PROBLEM REQUIREMENTS — Output the data that follows exactly, line for line.
==== RECORDS FOR THE EXERCISE ====
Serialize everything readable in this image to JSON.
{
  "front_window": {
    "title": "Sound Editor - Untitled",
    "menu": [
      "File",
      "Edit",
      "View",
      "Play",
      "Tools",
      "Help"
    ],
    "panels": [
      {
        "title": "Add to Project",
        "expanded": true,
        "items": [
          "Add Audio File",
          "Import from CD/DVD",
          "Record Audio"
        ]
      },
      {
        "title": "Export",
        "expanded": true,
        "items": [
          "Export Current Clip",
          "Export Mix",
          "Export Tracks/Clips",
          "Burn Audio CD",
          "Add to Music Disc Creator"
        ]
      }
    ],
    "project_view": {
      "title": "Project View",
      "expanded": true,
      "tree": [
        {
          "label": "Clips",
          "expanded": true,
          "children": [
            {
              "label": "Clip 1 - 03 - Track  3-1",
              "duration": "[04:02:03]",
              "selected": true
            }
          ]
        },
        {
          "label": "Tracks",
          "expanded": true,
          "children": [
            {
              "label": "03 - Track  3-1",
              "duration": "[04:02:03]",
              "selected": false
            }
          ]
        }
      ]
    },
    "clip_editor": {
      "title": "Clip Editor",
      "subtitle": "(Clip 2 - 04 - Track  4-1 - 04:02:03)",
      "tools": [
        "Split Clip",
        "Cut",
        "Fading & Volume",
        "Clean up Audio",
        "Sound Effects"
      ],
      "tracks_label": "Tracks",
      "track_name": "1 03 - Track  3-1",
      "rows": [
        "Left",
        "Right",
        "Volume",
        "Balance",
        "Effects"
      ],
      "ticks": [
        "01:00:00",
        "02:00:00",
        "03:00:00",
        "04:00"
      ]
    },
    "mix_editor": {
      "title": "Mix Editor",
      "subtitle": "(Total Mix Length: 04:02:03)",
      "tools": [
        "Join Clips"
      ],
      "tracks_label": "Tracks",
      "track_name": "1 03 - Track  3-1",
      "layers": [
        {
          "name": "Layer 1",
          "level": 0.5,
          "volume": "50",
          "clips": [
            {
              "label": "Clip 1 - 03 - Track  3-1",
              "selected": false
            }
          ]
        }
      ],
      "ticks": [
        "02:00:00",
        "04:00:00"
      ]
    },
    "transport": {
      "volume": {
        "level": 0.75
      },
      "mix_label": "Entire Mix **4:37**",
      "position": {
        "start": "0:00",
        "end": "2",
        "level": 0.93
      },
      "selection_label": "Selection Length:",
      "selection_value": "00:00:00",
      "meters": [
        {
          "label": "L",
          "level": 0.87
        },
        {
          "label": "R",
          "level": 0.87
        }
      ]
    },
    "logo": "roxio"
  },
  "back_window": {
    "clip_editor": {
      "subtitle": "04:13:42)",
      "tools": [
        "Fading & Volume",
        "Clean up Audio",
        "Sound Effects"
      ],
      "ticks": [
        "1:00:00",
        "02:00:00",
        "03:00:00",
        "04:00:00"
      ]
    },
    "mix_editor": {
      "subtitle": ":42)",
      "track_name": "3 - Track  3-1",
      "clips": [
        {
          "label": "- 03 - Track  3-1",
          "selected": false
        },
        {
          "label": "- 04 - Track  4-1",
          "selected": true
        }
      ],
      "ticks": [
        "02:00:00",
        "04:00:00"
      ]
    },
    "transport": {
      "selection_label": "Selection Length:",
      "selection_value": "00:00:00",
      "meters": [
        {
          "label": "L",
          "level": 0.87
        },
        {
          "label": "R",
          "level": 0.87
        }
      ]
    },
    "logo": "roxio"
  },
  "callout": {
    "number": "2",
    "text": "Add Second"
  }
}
====
SOLUTION TO THIS PROBLEM —
Serialize everything readable in this image to JSON.
{
  "front_window": {
    "title": "Sound Editor - Untitled",
    "menu": [
      "File",
      "Edit",
      "View",
      "Play",
      "Tools",
      "Help"
    ],
    "panels": [
      {
        "title": "Add to Project",
        "expanded": true,
        "items": [
          "Add Audio File",
          "Import from CD/DVD",
          "Record Audio"
        ]
      },
      {
        "title": "Export",
        "expanded": true,
        "items": [
          "Export Current Clip",
          "Export Mix",
          "Export Tracks/Clips",
          "Burn Audio CD",
          "Add to Music Disc Creator"
        ]
      }
    ],
    "project_view": {
      "title": "Project View",
      "expanded": true,
      "tree": [
        {
          "label": "Clips",
          "expanded": true,
          "children": [
            {
              "label": "Clip 1 - 03 - Track  3-1",
              "duration": "[04:02:03]",
              "selected": true
            }
          ]
        },
        {
          "label": "Tracks",
          "expanded": true,
          "children": [
            {
              "label": "03 - Track  3-1",
              "duration": "[04:02:03]",
              "selected": false
            }
          ]
        }
      ]
    },
    "clip_editor": {
      "title": "Clip Editor",
      "subtitle": "(Clip 2 - 04 - Track  4-1 - 04:02:03)",
      "tools": [
        "Split Clip",
        "Cut",
        "Fading & Volume",
        "Clean up Audio",
        "Sound Effects"
      ],
      "tracks_label": "Tracks",
      "track_name": "1 03 - Track  3-1",
      "rows": [
        "Left",
        "Right",
        "Volume",
        "Balance",
        "Effects"
      ],
      "ticks": [
        "01:00:00",
        "02:00:00",
        "03:00:00",
        "04:00"
      ]
    },
    "mix_editor": {
      "title": "Mix Editor",
      "subtitle": "(Total Mix Length: 04:02:03)",
      "tools": [
        "Join Clips"
      ],
      "tracks_label": "Tracks",
      "track_name": "1 03 - Track  3-1",
      "layers": [
        {
          "name": "Layer 1",
          "level": 0.5,
          "volume": "50",
          "clips": [
            {
              "label": "Clip 1 - 03 - Track  3-1",
              "selected": false
            }
          ]
        }
      ],
      "ticks": [
        "02:00:00",
        "04:00:00"
      ]
    },
    "transport": {
      "volume": {
        "level": 0.75
      },
      "mix_label": "Entire Mix **4:37**",
      "position": {
        "start": "0:00",
        "end": "2",
        "level": 0.93
      },
      "selection_label": "Selection Length:",
      "selection_value": "00:00:00",
      "meters": [
        {
          "label": "L",
          "level": 0.87
        },
        {
          "label": "R",
          "level": 0.87
        }
      ]
    },
    "logo": "roxio"
  },
  "back_window": {
    "clip_editor": {
      "subtitle": "04:13:42)",
      "tools": [
        "Fading & Volume",
        "Clean up Audio",
        "Sound Effects"
      ],
      "ticks": [
        "1:00:00",
        "02:00:00",
        "03:00:00",
        "04:00:00"
      ]
    },
    "mix_editor": {
      "subtitle": ":42)",
      "track_name": "3 - Track  3-1",
      "clips": [
        {
          "label": "- 03 - Track  3-1",
          "selected": false
        },
        {
          "label": "- 04 - Track  4-1",
          "selected": true
        }
      ],
      "ticks": [
        "02:00:00",
        "04:00:00"
      ]
    },
    "transport": {
      "selection_label": "Selection Length:",
      "selection_value": "00:00:00",
      "meters": [
        {
          "label": "L",
          "level": 0.87
        },
        {
          "label": "R",
          "level": 0.87
        }
      ]
    },
    "logo": "roxio"
  },
  "callout": {
    "number": "2",
    "text": "Add Second"
  }
}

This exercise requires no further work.